▸ Dataset records:

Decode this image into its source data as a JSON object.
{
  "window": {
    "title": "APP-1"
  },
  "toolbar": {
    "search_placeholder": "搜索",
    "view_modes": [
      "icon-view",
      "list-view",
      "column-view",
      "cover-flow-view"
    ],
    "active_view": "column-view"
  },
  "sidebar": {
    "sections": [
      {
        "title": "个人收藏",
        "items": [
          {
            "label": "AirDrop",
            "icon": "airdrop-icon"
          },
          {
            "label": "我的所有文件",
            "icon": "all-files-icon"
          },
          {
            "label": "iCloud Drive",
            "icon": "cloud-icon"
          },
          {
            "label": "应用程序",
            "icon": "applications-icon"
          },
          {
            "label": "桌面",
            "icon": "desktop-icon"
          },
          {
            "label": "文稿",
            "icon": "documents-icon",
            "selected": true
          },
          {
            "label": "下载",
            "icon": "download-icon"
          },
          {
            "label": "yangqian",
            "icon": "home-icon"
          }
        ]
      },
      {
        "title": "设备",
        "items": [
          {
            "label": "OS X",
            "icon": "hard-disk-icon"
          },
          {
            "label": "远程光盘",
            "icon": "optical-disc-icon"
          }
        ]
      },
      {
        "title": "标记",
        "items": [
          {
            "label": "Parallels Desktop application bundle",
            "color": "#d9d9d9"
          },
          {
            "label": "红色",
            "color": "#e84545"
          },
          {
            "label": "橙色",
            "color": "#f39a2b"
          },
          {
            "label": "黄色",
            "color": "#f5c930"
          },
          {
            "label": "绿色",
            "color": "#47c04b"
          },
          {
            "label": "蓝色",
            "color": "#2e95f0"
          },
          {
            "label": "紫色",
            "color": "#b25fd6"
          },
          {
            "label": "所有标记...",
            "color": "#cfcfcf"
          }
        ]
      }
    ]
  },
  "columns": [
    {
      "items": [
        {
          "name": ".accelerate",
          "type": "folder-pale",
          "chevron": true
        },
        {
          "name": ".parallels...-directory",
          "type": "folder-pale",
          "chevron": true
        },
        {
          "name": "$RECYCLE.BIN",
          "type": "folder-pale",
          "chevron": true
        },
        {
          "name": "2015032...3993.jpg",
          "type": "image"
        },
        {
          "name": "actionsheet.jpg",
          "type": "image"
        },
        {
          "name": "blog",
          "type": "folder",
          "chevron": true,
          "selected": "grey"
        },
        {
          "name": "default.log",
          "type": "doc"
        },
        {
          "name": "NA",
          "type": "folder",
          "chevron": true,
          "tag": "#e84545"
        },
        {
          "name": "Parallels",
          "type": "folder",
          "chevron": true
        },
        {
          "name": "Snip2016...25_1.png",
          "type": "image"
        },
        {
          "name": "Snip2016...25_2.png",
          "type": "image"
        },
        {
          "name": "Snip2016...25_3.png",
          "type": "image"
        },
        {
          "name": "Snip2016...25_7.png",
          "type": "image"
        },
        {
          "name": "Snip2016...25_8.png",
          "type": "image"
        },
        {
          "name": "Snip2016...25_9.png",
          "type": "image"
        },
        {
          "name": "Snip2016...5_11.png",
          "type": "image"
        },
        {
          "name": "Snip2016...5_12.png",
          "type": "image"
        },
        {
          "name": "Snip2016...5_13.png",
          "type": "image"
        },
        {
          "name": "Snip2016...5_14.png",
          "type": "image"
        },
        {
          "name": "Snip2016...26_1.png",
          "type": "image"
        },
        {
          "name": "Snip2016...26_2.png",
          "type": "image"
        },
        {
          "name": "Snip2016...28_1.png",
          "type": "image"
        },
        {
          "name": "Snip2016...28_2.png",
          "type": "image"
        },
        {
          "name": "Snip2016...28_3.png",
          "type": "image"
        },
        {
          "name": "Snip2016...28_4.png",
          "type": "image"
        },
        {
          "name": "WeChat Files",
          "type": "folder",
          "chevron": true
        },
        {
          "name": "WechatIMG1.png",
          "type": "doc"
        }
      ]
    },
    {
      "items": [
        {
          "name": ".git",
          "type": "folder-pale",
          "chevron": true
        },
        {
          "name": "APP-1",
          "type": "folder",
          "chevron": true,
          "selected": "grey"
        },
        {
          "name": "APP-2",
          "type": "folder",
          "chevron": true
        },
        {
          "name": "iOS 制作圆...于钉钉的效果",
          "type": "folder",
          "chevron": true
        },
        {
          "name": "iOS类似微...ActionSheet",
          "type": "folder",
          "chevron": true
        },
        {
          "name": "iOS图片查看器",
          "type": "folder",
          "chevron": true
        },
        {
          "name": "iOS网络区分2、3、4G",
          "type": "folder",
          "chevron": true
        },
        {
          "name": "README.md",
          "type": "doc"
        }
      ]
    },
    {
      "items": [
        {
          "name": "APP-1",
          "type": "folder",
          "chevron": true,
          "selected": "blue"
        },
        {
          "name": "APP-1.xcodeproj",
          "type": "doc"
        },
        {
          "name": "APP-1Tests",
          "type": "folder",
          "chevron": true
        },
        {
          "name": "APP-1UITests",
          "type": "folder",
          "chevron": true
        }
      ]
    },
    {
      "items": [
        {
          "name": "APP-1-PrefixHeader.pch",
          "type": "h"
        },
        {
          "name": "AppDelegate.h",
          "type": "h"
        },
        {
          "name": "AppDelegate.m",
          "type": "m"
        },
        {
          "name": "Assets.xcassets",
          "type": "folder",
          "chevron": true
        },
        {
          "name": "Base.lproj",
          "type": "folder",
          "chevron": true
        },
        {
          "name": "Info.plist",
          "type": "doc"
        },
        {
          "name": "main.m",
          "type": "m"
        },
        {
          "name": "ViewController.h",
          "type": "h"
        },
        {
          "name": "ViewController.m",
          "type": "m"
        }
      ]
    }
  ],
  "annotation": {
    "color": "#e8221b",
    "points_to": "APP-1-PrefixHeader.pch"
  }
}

▸ Task goal: Pick out, from the lines above, every one that contains the string "selected".

▸ Written solution:
            "selected": true
          "selected": "grey"
          "selected": "grey"
          "selected": "blue"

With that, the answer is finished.